• _GIVEN REQUEST_:
Here are records with pictures in them. Copy all of them exactly and leave the pictures out.

• _Data listing_:
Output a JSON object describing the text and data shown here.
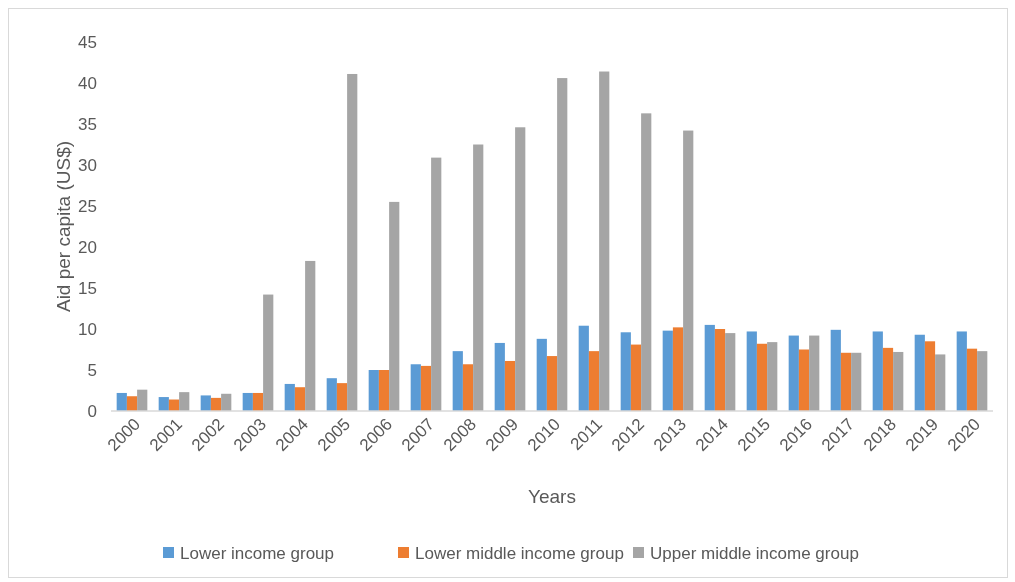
{
  "chart_data": {
    "type": "bar",
    "xlabel": "Years",
    "ylabel": "Aid per capita (US$)",
    "categories": [
      "2000",
      "2001",
      "2002",
      "2003",
      "2004",
      "2005",
      "2006",
      "2007",
      "2008",
      "2009",
      "2010",
      "2011",
      "2012",
      "2013",
      "2014",
      "2015",
      "2016",
      "2017",
      "2018",
      "2019",
      "2020"
    ],
    "series": [
      {
        "name": "Lower income group",
        "color": "#5b9bd5",
        "values": [
          2.2,
          1.7,
          1.9,
          2.2,
          3.3,
          4.0,
          5.0,
          5.7,
          7.3,
          8.3,
          8.8,
          10.4,
          9.6,
          9.8,
          10.5,
          9.7,
          9.2,
          9.9,
          9.7,
          9.3,
          9.7
        ]
      },
      {
        "name": "Lower middle income group",
        "color": "#ed7d31",
        "values": [
          1.8,
          1.4,
          1.6,
          2.2,
          2.9,
          3.4,
          5.0,
          5.5,
          5.7,
          6.1,
          6.7,
          7.3,
          8.1,
          10.2,
          10.0,
          8.2,
          7.5,
          7.1,
          7.7,
          8.5,
          7.6
        ]
      },
      {
        "name": "Upper middle income group",
        "color": "#a5a5a5",
        "values": [
          2.6,
          2.3,
          2.1,
          14.2,
          18.3,
          41.1,
          25.5,
          30.9,
          32.5,
          34.6,
          40.6,
          41.4,
          36.3,
          34.2,
          9.5,
          8.4,
          9.2,
          7.1,
          7.2,
          6.9,
          7.3
        ]
      }
    ],
    "ylim": [
      0,
      45
    ],
    "yticks": [
      0,
      5,
      10,
      15,
      20,
      25,
      30,
      35,
      40,
      45
    ],
    "grid": false,
    "legend": "bottom"
  }
}
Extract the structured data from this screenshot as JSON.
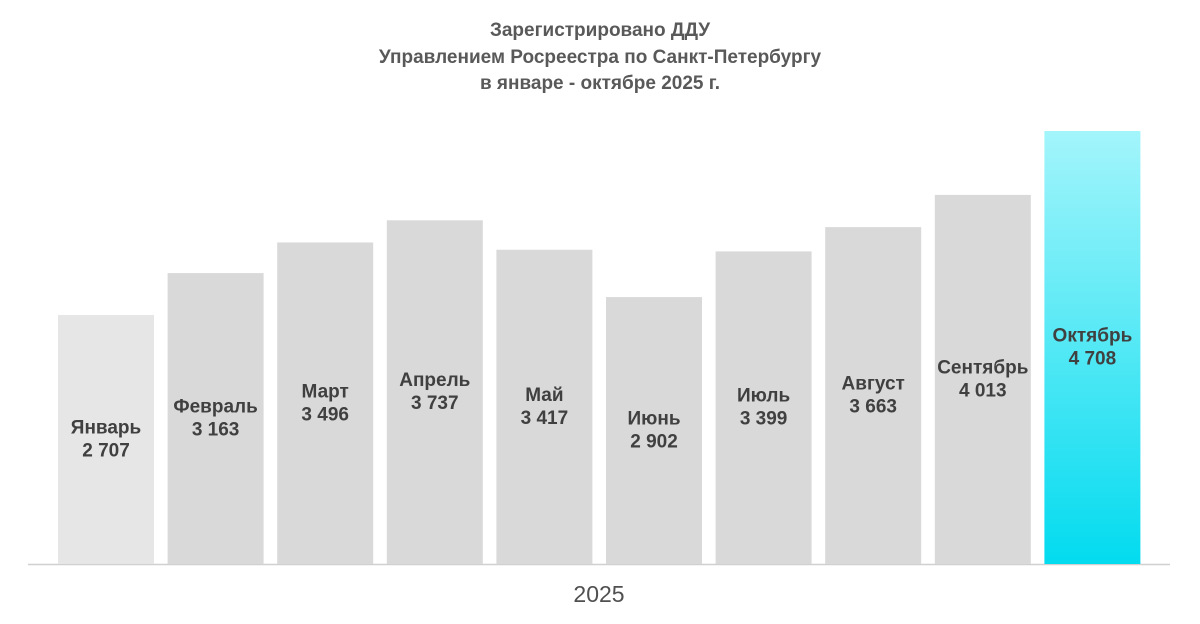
{
  "chart_data": {
    "type": "bar",
    "title": [
      "Зарегистрировано ДДУ",
      "Управлением Росреестра по Санкт-Петербургу",
      "в январе - октябре 2025 г."
    ],
    "x_label": "2025",
    "categories": [
      "Январь",
      "Февраль",
      "Март",
      "Апрель",
      "Май",
      "Июнь",
      "Июль",
      "Август",
      "Сентябрь",
      "Октябрь"
    ],
    "values": [
      2707,
      3163,
      3496,
      3737,
      3417,
      2902,
      3399,
      3663,
      4013,
      4708
    ],
    "value_labels": [
      "2 707",
      "3 163",
      "3 496",
      "3 737",
      "3 417",
      "2 902",
      "3 399",
      "3 663",
      "4 013",
      "4 708"
    ],
    "colors": [
      "#e6e6e6",
      "#d9d9d9",
      "#d9d9d9",
      "#d9d9d9",
      "#d9d9d9",
      "#d9d9d9",
      "#d9d9d9",
      "#d9d9d9",
      "#d9d9d9",
      "gradient"
    ],
    "gradient": [
      "#a3f5fb",
      "#03dbef"
    ]
  }
}
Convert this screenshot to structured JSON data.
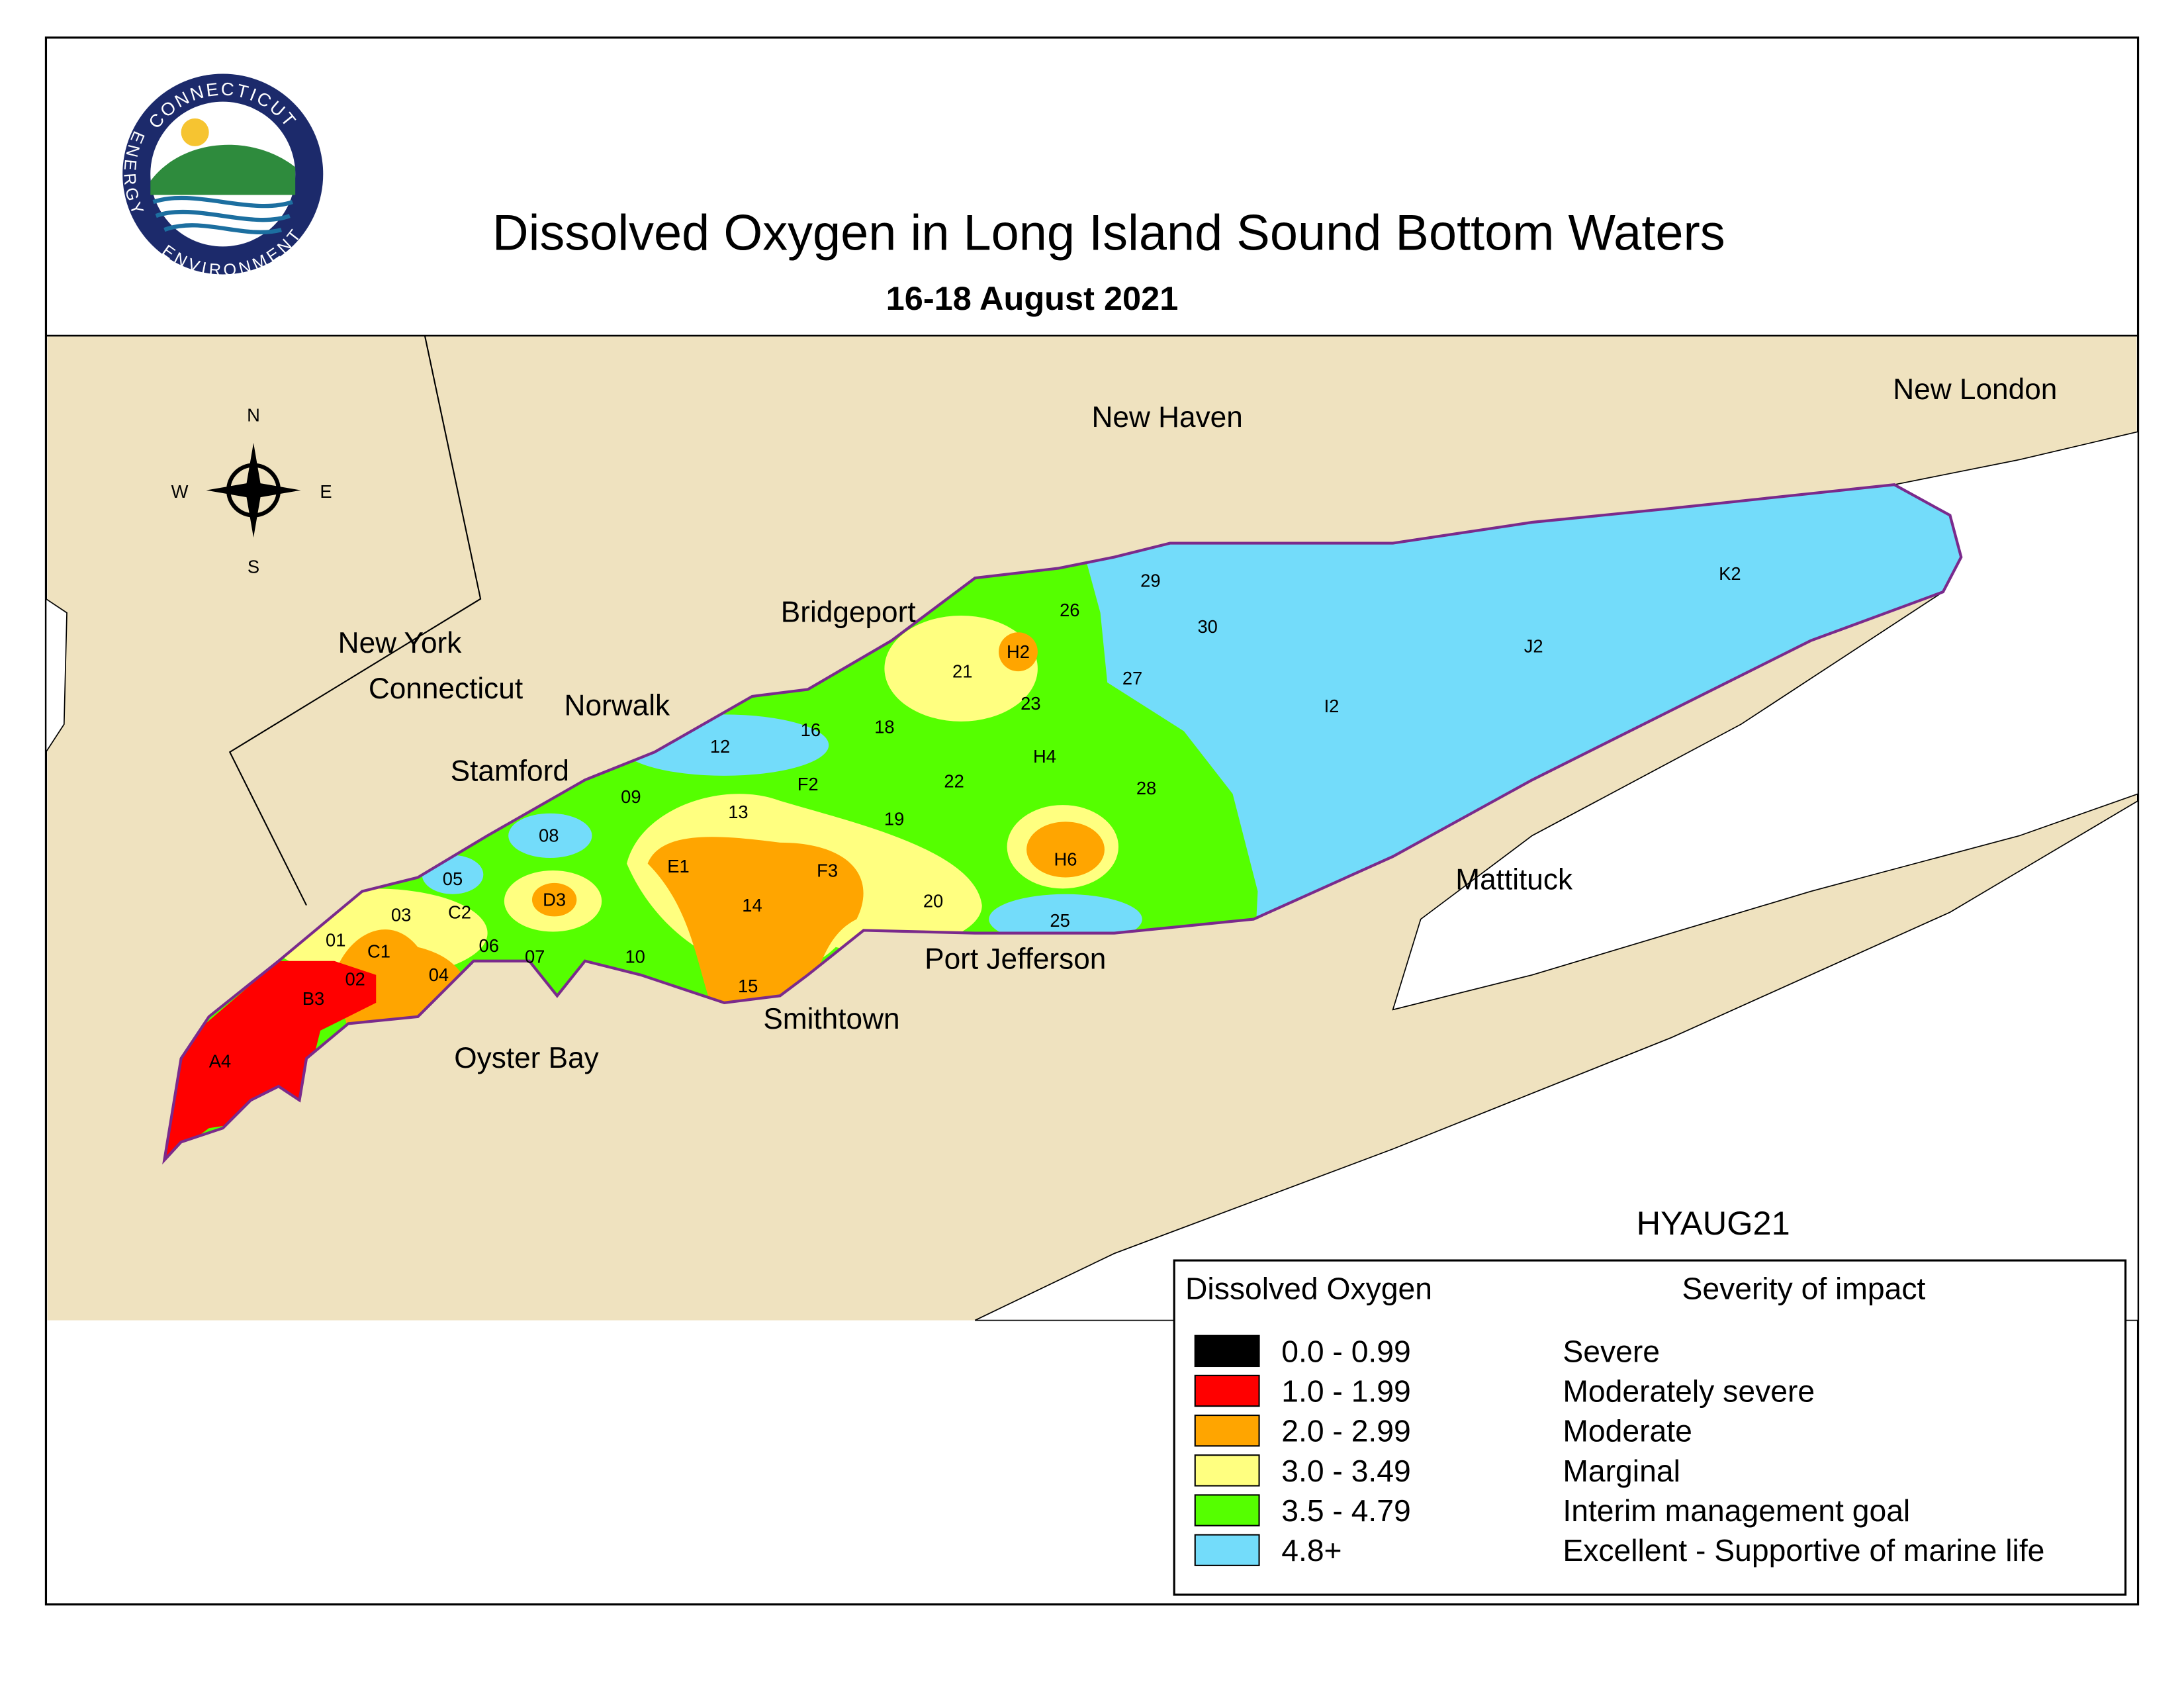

• _OUTPUT OF THE TASK_:
Output a JSON object describing the text and data shown here.
{
  "chart_data": {
    "type": "bar",
    "xlabel": "Years",
    "ylabel": "Aid per capita (US$)",
    "categories": [
      "2000",
      "2001",
      "2002",
      "2003",
      "2004",
      "2005",
      "2006",
      "2007",
      "2008",
      "2009",
      "2010",
      "2011",
      "2012",
      "2013",
      "2014",
      "2015",
      "2016",
      "2017",
      "2018",
      "2019",
      "2020"
    ],
    "series": [
      {
        "name": "Lower income group",
        "color": "#5b9bd5",
        "values": [
          2.2,
          1.7,
          1.9,
          2.2,
          3.3,
          4.0,
          5.0,
          5.7,
          7.3,
          8.3,
          8.8,
          10.4,
          9.6,
          9.8,
          10.5,
          9.7,
          9.2,
          9.9,
          9.7,
          9.3,
          9.7
        ]
      },
      {
        "name": "Lower middle income group",
        "color": "#ed7d31",
        "values": [
          1.8,
          1.4,
          1.6,
          2.2,
          2.9,
          3.4,
          5.0,
          5.5,
          5.7,
          6.1,
          6.7,
          7.3,
          8.1,
          10.2,
          10.0,
          8.2,
          7.5,
          7.1,
          7.7,
          8.5,
          7.6
        ]
      },
      {
        "name": "Upper middle income group",
        "color": "#a5a5a5",
        "values": [
          2.6,
          2.3,
          2.1,
          14.2,
          18.3,
          41.1,
          25.5,
          30.9,
          32.5,
          34.6,
          40.6,
          41.4,
          36.3,
          34.2,
          9.5,
          8.4,
          9.2,
          7.1,
          7.2,
          6.9,
          7.3
        ]
      }
    ],
    "ylim": [
      0,
      45
    ],
    "yticks": [
      0,
      5,
      10,
      15,
      20,
      25,
      30,
      35,
      40,
      45
    ],
    "grid": false,
    "legend": "bottom"
  }
}
Extract the structured data from this screenshot as JSON.
{
  "chart_data": {
    "type": "bar",
    "title": [
      "Зарегистрировано ДДУ",
      "Управлением Росреестра по Санкт-Петербургу",
      "в январе - октябре 2025 г."
    ],
    "x_label": "2025",
    "categories": [
      "Январь",
      "Февраль",
      "Март",
      "Апрель",
      "Май",
      "Июнь",
      "Июль",
      "Август",
      "Сентябрь",
      "Октябрь"
    ],
    "values": [
      2707,
      3163,
      3496,
      3737,
      3417,
      2902,
      3399,
      3663,
      4013,
      4708
    ],
    "value_labels": [
      "2 707",
      "3 163",
      "3 496",
      "3 737",
      "3 417",
      "2 902",
      "3 399",
      "3 663",
      "4 013",
      "4 708"
    ],
    "colors": [
      "#e6e6e6",
      "#d9d9d9",
      "#d9d9d9",
      "#d9d9d9",
      "#d9d9d9",
      "#d9d9d9",
      "#d9d9d9",
      "#d9d9d9",
      "#d9d9d9",
      "gradient"
    ],
    "gradient": [
      "#a3f5fb",
      "#03dbef"
    ]
  }
}
Convert this screenshot to structured JSON data.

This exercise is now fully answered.